PROBLEM DETAILS. Locate each line with the string "name" in the listing below and copy it.

DATA ROWS.
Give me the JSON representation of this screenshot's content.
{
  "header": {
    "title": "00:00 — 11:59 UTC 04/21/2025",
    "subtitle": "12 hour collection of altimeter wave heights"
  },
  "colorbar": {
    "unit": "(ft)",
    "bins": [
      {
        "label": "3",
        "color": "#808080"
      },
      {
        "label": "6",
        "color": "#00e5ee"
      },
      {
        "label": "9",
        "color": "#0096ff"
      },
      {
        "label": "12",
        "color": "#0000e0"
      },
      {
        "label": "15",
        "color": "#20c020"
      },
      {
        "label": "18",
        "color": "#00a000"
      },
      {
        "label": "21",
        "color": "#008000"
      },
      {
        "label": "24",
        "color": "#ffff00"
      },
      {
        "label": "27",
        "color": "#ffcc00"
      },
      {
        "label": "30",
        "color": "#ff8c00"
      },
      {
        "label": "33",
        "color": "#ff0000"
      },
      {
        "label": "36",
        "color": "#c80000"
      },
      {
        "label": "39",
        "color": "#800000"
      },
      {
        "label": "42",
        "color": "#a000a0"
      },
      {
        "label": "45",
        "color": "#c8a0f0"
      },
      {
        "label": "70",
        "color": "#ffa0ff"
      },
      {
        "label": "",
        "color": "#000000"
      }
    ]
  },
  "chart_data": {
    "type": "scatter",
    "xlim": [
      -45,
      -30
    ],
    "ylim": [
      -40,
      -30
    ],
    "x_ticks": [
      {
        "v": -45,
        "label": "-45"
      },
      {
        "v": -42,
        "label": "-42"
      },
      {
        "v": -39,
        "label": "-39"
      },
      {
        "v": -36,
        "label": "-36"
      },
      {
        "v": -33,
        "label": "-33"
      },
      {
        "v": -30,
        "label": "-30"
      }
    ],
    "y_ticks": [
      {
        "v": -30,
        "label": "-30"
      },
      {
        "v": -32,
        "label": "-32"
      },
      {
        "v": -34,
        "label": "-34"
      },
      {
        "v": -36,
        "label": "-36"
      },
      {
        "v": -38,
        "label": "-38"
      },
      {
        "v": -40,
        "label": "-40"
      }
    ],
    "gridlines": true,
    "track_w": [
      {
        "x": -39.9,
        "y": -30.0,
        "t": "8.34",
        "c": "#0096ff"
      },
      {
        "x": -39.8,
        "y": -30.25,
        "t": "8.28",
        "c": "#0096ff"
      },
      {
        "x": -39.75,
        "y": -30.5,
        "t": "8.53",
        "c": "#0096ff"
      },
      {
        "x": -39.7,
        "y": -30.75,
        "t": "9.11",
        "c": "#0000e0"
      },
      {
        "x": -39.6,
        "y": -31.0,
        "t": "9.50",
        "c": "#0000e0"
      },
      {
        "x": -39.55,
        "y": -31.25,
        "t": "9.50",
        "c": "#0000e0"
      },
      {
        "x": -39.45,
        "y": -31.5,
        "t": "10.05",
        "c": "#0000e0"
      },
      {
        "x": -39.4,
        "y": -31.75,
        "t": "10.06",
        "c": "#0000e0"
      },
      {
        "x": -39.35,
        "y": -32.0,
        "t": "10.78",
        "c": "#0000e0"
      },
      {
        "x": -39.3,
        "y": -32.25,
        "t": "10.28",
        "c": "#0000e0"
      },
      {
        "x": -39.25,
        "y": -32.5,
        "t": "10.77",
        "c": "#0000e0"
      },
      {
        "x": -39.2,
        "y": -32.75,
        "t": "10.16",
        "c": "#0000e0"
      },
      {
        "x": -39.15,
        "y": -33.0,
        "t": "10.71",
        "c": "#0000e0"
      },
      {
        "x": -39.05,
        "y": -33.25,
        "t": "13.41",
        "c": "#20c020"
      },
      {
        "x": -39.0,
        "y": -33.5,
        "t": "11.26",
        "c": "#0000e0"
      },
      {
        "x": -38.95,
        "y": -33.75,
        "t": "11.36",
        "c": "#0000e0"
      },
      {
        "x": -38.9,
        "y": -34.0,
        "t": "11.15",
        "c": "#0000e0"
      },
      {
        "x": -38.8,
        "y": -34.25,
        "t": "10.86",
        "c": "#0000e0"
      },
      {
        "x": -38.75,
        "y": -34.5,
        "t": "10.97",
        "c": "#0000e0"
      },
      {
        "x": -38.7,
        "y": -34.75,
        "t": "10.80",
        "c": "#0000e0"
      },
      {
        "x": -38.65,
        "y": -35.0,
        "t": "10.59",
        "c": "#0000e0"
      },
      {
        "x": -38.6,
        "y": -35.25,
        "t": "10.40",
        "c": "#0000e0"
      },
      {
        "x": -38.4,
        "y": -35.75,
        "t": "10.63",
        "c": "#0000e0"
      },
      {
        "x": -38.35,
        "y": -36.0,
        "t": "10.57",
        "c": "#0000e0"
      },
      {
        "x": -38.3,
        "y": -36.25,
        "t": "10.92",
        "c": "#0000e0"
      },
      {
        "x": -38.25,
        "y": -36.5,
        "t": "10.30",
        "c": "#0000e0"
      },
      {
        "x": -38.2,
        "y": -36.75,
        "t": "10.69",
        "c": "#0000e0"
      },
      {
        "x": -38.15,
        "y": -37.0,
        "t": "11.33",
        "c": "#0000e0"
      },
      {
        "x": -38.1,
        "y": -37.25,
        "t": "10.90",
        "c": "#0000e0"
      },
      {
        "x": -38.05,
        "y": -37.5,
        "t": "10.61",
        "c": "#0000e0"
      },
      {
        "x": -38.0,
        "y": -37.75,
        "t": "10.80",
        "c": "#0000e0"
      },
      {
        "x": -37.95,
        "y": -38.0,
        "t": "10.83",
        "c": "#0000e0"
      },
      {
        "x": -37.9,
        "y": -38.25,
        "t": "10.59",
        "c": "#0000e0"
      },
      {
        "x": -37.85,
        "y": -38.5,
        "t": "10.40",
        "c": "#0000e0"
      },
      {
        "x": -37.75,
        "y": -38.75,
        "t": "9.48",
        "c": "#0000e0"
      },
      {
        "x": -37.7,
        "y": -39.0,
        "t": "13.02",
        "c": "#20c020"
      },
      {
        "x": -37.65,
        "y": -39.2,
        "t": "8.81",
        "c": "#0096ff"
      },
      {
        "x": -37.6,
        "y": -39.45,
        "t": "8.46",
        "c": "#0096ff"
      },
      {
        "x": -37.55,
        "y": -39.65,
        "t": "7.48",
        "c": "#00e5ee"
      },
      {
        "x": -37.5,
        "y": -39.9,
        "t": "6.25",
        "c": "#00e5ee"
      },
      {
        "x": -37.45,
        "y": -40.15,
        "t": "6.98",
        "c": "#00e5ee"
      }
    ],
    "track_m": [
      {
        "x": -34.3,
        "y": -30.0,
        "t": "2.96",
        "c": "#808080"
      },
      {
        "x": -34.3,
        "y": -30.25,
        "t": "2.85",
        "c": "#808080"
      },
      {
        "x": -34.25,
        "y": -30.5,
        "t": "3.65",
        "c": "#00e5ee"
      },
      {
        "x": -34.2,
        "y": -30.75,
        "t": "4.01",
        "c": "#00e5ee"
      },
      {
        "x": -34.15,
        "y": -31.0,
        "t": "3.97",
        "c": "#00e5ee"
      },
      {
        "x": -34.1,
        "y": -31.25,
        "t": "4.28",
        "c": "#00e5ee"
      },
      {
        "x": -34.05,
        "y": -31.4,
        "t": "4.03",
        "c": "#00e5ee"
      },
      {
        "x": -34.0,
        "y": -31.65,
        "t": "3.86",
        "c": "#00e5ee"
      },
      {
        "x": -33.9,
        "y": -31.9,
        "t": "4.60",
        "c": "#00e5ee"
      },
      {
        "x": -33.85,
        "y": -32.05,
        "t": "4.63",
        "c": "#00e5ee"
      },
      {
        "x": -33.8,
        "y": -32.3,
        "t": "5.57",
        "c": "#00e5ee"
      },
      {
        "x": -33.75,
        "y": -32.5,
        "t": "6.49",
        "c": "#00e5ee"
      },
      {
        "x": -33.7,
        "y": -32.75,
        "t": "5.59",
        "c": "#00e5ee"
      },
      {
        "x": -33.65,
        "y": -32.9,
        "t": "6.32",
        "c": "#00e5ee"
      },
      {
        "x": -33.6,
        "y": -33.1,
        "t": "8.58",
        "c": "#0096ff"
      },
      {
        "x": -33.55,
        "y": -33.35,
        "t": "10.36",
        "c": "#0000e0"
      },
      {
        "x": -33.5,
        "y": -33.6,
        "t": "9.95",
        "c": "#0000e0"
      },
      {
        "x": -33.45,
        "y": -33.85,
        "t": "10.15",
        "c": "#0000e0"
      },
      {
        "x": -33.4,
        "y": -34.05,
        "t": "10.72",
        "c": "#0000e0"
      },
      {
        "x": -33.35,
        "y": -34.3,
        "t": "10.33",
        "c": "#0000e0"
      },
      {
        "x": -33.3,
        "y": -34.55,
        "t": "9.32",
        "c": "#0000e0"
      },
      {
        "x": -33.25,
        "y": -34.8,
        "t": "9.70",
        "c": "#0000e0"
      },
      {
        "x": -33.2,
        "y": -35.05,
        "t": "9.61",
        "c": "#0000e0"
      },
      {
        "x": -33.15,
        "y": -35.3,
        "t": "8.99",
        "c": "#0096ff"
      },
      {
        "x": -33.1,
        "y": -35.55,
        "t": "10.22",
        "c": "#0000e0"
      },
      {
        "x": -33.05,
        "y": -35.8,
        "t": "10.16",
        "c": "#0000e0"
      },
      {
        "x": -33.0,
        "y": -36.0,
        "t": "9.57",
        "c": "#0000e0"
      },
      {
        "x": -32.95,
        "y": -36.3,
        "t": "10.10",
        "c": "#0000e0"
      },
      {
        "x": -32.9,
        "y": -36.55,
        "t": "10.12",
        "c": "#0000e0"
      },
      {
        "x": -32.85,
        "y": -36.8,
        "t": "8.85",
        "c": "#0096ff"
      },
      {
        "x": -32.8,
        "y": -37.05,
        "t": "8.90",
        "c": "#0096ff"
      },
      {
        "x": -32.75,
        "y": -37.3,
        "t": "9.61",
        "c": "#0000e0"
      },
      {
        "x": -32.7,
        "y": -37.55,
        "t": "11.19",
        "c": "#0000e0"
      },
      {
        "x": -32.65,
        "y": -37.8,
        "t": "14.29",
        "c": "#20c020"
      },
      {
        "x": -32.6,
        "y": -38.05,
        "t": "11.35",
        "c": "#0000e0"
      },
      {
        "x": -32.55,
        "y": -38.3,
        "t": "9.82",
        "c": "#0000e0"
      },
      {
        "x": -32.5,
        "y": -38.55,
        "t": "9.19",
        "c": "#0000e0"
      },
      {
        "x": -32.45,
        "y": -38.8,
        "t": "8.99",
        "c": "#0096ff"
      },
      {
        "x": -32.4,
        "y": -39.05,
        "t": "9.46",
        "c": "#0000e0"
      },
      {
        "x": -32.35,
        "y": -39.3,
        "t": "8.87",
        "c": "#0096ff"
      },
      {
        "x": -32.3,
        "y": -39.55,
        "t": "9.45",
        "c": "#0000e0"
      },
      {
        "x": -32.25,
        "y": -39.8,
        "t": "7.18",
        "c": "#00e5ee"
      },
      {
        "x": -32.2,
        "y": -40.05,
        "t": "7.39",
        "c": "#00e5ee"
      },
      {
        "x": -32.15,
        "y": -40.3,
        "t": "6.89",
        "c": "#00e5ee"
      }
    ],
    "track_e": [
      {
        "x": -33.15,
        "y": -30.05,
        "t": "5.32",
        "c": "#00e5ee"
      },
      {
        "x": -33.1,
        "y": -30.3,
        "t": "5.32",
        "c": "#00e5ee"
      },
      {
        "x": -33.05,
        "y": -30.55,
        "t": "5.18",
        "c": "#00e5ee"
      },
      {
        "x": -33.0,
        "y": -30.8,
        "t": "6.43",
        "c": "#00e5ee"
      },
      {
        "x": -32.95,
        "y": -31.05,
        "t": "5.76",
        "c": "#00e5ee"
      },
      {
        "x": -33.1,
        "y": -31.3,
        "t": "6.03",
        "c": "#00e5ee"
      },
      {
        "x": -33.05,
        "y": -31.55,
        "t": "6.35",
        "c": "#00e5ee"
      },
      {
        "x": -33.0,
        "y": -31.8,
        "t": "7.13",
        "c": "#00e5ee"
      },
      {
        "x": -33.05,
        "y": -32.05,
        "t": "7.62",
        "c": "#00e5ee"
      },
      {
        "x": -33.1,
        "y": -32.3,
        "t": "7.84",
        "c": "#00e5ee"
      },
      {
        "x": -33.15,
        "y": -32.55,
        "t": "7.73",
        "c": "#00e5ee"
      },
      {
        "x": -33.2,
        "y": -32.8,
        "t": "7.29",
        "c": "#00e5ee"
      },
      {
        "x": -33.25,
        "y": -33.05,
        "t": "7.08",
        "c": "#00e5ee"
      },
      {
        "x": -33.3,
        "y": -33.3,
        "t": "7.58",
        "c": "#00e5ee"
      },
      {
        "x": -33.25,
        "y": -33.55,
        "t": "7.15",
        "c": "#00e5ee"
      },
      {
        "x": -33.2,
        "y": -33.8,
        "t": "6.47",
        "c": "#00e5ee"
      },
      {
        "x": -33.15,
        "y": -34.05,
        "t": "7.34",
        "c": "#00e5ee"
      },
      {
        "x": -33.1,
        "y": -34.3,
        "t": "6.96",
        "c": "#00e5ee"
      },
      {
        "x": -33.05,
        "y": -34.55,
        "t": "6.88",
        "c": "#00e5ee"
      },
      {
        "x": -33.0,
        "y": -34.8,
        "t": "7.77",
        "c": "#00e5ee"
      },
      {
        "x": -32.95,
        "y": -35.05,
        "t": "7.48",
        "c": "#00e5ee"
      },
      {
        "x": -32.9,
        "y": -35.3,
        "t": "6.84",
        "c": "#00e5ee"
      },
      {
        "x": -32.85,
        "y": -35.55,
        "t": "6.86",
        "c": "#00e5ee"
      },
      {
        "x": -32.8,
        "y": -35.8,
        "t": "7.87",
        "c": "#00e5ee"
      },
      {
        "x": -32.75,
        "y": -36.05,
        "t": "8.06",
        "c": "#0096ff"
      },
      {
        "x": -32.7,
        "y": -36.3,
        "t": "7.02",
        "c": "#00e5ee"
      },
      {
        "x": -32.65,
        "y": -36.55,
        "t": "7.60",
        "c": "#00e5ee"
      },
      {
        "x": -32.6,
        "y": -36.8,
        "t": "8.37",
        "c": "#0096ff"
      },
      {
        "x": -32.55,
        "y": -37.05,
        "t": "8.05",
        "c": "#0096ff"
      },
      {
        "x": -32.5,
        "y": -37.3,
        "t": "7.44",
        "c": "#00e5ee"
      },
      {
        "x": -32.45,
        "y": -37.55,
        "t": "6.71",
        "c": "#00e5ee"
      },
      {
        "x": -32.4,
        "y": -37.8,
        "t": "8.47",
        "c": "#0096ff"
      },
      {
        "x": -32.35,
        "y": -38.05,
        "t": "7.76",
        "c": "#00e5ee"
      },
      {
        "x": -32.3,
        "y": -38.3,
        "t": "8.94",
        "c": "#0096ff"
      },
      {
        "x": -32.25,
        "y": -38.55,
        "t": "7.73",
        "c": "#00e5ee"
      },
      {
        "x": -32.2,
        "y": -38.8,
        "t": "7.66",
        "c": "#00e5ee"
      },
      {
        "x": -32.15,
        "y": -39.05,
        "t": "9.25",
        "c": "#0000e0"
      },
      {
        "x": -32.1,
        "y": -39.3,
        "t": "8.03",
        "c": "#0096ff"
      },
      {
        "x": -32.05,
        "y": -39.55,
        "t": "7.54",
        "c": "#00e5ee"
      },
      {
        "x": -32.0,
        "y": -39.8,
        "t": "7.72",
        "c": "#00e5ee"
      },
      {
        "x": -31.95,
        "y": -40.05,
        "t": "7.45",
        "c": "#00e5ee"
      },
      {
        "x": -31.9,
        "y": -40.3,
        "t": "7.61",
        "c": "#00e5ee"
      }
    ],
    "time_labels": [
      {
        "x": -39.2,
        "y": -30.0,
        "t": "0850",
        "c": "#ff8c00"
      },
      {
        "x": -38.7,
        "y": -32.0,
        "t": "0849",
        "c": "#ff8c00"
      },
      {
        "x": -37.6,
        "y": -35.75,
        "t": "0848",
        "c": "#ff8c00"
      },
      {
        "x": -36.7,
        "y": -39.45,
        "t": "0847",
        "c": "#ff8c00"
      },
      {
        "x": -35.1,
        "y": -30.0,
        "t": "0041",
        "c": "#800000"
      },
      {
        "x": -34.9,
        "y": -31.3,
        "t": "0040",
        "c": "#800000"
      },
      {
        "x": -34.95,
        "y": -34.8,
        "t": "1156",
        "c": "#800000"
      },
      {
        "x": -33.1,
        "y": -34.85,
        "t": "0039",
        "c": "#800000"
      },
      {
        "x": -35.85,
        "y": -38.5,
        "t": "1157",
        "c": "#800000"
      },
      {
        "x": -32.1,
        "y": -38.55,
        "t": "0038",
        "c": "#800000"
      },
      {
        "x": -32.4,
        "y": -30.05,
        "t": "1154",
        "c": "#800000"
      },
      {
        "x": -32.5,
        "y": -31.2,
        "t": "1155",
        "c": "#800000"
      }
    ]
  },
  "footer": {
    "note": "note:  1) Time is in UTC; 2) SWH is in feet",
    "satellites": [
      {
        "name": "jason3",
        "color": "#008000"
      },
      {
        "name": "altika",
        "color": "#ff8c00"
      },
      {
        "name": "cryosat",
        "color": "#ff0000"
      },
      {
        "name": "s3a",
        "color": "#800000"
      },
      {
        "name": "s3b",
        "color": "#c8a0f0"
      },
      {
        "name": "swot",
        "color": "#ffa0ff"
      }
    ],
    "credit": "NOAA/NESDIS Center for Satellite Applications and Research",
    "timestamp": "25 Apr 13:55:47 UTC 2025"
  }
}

RESPONSE.
        "name": "jason3",
        "name": "altika",
        "name": "cryosat",
        "name": "s3a",
        "name": "s3b",
        "name": "swot",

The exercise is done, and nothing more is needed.